Data records
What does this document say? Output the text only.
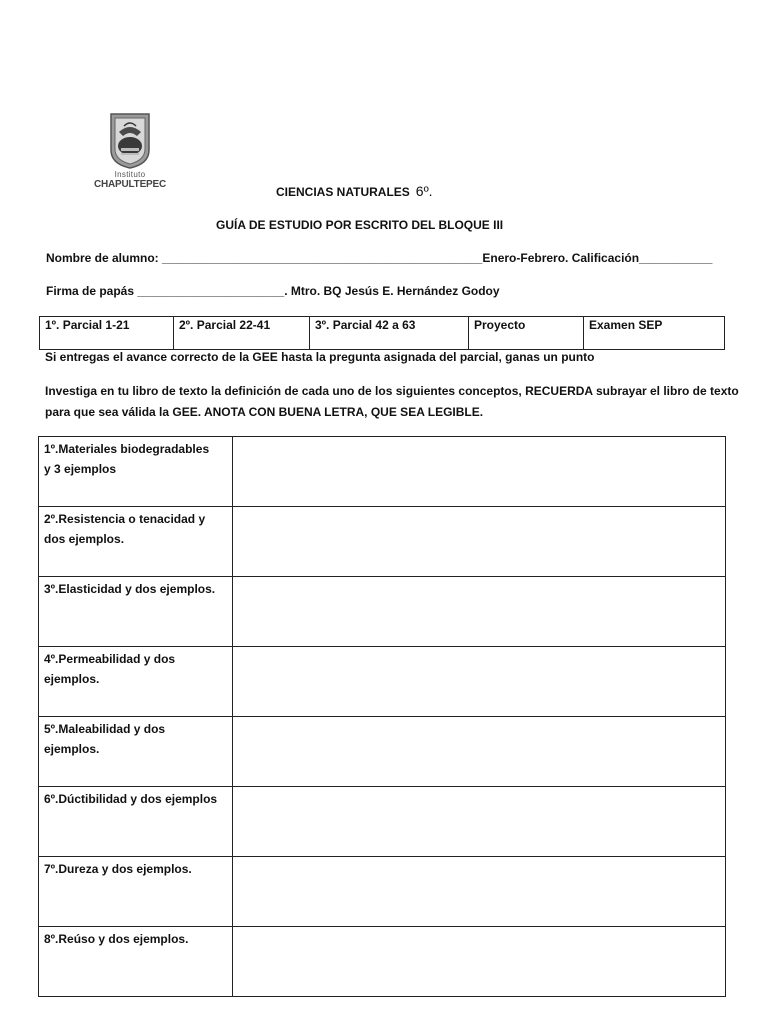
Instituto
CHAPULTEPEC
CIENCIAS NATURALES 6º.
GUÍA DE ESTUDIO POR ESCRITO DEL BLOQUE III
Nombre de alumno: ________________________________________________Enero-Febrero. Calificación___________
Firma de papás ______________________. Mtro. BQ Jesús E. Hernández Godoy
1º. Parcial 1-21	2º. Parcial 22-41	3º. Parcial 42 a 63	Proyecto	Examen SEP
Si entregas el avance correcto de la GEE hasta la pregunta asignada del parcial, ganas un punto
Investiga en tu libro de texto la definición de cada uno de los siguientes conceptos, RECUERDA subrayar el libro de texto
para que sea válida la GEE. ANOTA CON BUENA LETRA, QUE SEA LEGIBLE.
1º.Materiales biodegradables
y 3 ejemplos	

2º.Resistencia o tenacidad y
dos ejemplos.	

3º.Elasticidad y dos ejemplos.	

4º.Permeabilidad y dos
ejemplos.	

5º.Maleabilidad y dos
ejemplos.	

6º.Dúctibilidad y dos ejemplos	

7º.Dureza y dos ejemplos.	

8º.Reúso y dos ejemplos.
==
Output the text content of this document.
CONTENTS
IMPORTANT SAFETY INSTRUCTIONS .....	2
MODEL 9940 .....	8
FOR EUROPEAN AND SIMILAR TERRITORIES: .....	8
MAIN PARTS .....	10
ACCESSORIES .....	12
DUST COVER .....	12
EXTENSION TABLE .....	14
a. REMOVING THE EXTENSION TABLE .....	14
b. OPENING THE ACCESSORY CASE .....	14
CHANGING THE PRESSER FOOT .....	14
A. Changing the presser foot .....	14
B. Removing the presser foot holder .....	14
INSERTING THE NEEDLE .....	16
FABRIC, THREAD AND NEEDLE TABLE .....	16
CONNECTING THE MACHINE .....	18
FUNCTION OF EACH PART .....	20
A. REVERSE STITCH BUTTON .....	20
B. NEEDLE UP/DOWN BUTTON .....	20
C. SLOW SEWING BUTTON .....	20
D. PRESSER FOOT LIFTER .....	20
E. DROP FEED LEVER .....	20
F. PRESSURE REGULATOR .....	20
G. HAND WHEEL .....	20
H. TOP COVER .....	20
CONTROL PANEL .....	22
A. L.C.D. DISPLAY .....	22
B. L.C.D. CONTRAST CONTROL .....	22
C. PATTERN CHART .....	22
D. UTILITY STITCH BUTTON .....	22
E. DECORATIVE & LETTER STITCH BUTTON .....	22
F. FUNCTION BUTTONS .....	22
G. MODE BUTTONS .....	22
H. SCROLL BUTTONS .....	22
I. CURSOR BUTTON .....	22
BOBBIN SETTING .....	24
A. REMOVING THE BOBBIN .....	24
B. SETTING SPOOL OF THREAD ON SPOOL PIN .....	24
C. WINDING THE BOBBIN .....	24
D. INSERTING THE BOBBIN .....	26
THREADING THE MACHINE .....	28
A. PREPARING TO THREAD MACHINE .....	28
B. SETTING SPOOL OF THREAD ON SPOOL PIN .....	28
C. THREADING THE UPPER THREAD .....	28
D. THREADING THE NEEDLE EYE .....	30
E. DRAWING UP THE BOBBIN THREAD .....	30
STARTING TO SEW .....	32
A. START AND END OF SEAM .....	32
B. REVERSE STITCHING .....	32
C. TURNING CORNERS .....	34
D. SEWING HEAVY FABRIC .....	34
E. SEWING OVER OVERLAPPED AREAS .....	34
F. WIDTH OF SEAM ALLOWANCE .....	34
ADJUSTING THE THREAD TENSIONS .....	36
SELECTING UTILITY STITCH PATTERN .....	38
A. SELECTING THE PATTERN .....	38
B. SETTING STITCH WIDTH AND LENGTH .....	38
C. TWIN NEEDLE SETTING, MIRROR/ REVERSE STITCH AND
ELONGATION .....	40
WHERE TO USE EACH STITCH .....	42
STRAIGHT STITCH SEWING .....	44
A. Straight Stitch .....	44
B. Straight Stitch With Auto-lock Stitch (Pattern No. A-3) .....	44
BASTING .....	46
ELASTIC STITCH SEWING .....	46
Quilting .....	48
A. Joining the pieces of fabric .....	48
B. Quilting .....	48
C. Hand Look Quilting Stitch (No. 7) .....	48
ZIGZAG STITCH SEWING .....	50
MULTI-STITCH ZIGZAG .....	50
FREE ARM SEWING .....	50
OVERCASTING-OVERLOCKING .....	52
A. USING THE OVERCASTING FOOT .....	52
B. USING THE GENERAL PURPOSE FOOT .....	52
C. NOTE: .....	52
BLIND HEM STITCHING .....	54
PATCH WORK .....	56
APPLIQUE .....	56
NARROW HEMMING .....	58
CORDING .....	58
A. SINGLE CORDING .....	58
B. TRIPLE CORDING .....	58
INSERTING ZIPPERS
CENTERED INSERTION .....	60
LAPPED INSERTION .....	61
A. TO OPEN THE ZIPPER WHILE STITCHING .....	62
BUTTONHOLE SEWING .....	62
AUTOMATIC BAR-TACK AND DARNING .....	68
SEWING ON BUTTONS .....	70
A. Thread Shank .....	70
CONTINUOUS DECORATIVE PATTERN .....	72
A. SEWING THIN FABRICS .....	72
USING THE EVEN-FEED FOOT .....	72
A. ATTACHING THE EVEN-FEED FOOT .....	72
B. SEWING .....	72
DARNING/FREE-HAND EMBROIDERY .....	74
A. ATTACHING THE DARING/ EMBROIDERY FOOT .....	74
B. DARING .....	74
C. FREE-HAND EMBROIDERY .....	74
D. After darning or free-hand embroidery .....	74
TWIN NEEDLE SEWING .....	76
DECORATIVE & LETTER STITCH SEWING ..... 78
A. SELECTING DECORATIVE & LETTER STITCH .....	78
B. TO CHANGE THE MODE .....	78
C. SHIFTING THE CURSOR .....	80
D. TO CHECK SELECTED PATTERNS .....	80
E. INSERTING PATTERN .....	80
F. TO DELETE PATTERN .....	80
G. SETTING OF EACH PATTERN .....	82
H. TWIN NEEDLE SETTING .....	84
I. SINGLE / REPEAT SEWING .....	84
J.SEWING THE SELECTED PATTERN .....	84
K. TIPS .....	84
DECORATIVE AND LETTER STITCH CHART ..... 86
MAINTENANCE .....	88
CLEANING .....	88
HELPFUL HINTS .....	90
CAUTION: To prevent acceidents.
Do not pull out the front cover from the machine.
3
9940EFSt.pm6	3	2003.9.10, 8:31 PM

■ Goal:
All lines holding the word "SEAM" should be picked out and copied.

■ Problem solution:
A. START AND END OF SEAM .....	32
F. WIDTH OF SEAM ALLOWANCE .....	34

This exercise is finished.